# Exercise inputs
*-*-*

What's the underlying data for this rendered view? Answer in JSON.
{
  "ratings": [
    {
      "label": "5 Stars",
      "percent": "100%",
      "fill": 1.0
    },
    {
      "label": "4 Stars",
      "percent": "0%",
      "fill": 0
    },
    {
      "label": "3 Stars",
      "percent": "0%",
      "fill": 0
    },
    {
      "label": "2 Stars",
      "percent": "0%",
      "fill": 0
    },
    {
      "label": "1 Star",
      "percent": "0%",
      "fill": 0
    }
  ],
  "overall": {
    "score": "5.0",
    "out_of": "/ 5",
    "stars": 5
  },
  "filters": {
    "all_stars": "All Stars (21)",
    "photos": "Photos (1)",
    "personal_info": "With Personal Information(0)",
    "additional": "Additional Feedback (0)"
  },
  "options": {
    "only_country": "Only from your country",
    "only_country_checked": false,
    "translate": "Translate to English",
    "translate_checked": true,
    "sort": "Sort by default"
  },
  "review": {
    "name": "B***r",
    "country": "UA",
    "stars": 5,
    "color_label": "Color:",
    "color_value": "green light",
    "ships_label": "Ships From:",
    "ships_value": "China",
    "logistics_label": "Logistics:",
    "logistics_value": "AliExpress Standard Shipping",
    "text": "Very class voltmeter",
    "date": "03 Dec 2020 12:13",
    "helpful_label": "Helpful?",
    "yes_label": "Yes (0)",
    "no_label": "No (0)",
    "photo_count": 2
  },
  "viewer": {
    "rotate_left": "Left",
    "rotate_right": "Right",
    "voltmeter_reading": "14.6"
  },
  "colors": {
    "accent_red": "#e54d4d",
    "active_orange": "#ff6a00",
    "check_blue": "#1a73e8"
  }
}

*-*-*

Give the entries again in full, exactly as they are written.

# Full output
What's the underlying data for this rendered view? Answer in JSON.
{
  "ratings": [
    {
      "label": "5 Stars",
      "percent": "100%",
      "fill": 1.0
    },
    {
      "label": "4 Stars",
      "percent": "0%",
      "fill": 0
    },
    {
      "label": "3 Stars",
      "percent": "0%",
      "fill": 0
    },
    {
      "label": "2 Stars",
      "percent": "0%",
      "fill": 0
    },
    {
      "label": "1 Star",
      "percent": "0%",
      "fill": 0
    }
  ],
  "overall": {
    "score": "5.0",
    "out_of": "/ 5",
    "stars": 5
  },
  "filters": {
    "all_stars": "All Stars (21)",
    "photos": "Photos (1)",
    "personal_info": "With Personal Information(0)",
    "additional": "Additional Feedback (0)"
  },
  "options": {
    "only_country": "Only from your country",
    "only_country_checked": false,
    "translate": "Translate to English",
    "translate_checked": true,
    "sort": "Sort by default"
  },
  "review": {
    "name": "B***r",
    "country": "UA",
    "stars": 5,
    "color_label": "Color:",
    "color_value": "green light",
    "ships_label": "Ships From:",
    "ships_value": "China",
    "logistics_label": "Logistics:",
    "logistics_value": "AliExpress Standard Shipping",
    "text": "Very class voltmeter",
    "date": "03 Dec 2020 12:13",
    "helpful_label": "Helpful?",
    "yes_label": "Yes (0)",
    "no_label": "No (0)",
    "photo_count": 2
  },
  "viewer": {
    "rotate_left": "Left",
    "rotate_right": "Right",
    "voltmeter_reading": "14.6"
  },
  "colors": {
    "accent_red": "#e54d4d",
    "active_orange": "#ff6a00",
    "check_blue": "#1a73e8"
  }
}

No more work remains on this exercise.